[Records from a data collection]

****

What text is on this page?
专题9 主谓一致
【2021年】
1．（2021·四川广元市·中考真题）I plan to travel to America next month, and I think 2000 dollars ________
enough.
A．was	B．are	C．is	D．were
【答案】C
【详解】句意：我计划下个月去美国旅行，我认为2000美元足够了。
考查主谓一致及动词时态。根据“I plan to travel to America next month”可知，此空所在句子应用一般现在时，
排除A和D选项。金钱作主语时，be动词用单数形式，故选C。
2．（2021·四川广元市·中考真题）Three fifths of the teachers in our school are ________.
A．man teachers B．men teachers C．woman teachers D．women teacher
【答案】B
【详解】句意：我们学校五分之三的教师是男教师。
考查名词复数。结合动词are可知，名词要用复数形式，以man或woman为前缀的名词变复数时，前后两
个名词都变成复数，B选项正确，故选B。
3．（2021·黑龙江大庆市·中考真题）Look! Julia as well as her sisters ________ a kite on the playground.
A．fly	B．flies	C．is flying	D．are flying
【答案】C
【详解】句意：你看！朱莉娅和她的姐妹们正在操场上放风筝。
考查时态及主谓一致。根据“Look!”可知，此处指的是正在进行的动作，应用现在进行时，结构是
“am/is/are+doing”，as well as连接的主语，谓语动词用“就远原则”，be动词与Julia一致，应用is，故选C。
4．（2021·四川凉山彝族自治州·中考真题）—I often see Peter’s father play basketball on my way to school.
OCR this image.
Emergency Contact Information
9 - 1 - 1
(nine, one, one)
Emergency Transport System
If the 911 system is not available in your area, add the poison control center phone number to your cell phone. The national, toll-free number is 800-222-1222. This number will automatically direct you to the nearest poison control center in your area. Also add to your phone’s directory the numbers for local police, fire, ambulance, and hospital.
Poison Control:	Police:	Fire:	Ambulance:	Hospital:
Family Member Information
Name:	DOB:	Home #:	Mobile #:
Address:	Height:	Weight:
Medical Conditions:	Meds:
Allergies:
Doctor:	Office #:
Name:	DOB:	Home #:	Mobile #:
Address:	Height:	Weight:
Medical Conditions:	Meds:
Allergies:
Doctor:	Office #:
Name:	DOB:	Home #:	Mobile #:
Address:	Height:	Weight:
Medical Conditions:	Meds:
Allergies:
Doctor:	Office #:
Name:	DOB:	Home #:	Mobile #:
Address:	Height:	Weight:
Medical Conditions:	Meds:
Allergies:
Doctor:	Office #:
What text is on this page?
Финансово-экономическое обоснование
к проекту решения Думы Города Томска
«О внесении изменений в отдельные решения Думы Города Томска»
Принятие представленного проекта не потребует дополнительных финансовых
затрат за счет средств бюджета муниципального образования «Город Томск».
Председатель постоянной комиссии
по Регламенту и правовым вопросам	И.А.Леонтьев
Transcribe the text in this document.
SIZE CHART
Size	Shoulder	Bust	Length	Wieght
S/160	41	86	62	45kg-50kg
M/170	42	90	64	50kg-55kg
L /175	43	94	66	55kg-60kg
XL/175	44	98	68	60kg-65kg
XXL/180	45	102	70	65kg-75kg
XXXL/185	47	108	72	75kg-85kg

****

Exercise: Go through the listing and copy all of it exactly.

Task response:
What text is on this page?
专题9 主谓一致
【2021年】
1．（2021·四川广元市·中考真题）I plan to travel to America next month, and I think 2000 dollars ________
enough.
A．was	B．are	C．is	D．were
【答案】C
【详解】句意：我计划下个月去美国旅行，我认为2000美元足够了。
考查主谓一致及动词时态。根据“I plan to travel to America next month”可知，此空所在句子应用一般现在时，
排除A和D选项。金钱作主语时，be动词用单数形式，故选C。
2．（2021·四川广元市·中考真题）Three fifths of the teachers in our school are ________.
A．man teachers B．men teachers C．woman teachers D．women teacher
【答案】B
【详解】句意：我们学校五分之三的教师是男教师。
考查名词复数。结合动词are可知，名词要用复数形式，以man或woman为前缀的名词变复数时，前后两
个名词都变成复数，B选项正确，故选B。
3．（2021·黑龙江大庆市·中考真题）Look! Julia as well as her sisters ________ a kite on the playground.
A．fly	B．flies	C．is flying	D．are flying
【答案】C
【详解】句意：你看！朱莉娅和她的姐妹们正在操场上放风筝。
考查时态及主谓一致。根据“Look!”可知，此处指的是正在进行的动作，应用现在进行时，结构是
“am/is/are+doing”，as well as连接的主语，谓语动词用“就远原则”，be动词与Julia一致，应用is，故选C。
4．（2021·四川凉山彝族自治州·中考真题）—I often see Peter’s father play basketball on my way to school.
OCR this image.
Emergency Contact Information
9 - 1 - 1
(nine, one, one)
Emergency Transport System
If the 911 system is not available in your area, add the poison control center phone number to your cell phone. The national, toll-free number is 800-222-1222. This number will automatically direct you to the nearest poison control center in your area. Also add to your phone’s directory the numbers for local police, fire, ambulance, and hospital.
Poison Control:	Police:	Fire:	Ambulance:	Hospital:
Family Member Information
Name:	DOB:	Home #:	Mobile #:
Address:	Height:	Weight:
Medical Conditions:	Meds:
Allergies:
Doctor:	Office #:
Name:	DOB:	Home #:	Mobile #:
Address:	Height:	Weight:
Medical Conditions:	Meds:
Allergies:
Doctor:	Office #:
Name:	DOB:	Home #:	Mobile #:
Address:	Height:	Weight:
Medical Conditions:	Meds:
Allergies:
Doctor:	Office #:
Name:	DOB:	Home #:	Mobile #:
Address:	Height:	Weight:
Medical Conditions:	Meds:
Allergies:
Doctor:	Office #:
What text is on this page?
Финансово-экономическое обоснование
к проекту решения Думы Города Томска
«О внесении изменений в отдельные решения Думы Города Томска»
Принятие представленного проекта не потребует дополнительных финансовых
затрат за счет средств бюджета муниципального образования «Город Томск».
Председатель постоянной комиссии
по Регламенту и правовым вопросам	И.А.Леонтьев
Transcribe the text in this document.
SIZE CHART
Size	Shoulder	Bust	Length	Wieght
S/160	41	86	62	45kg-50kg
M/170	42	90	64	50kg-55kg
L /175	43	94	66	55kg-60kg
XL/175	44	98	68	60kg-65kg
XXL/180	45	102	70	65kg-75kg
XXXL/185	47	108	72	75kg-85kg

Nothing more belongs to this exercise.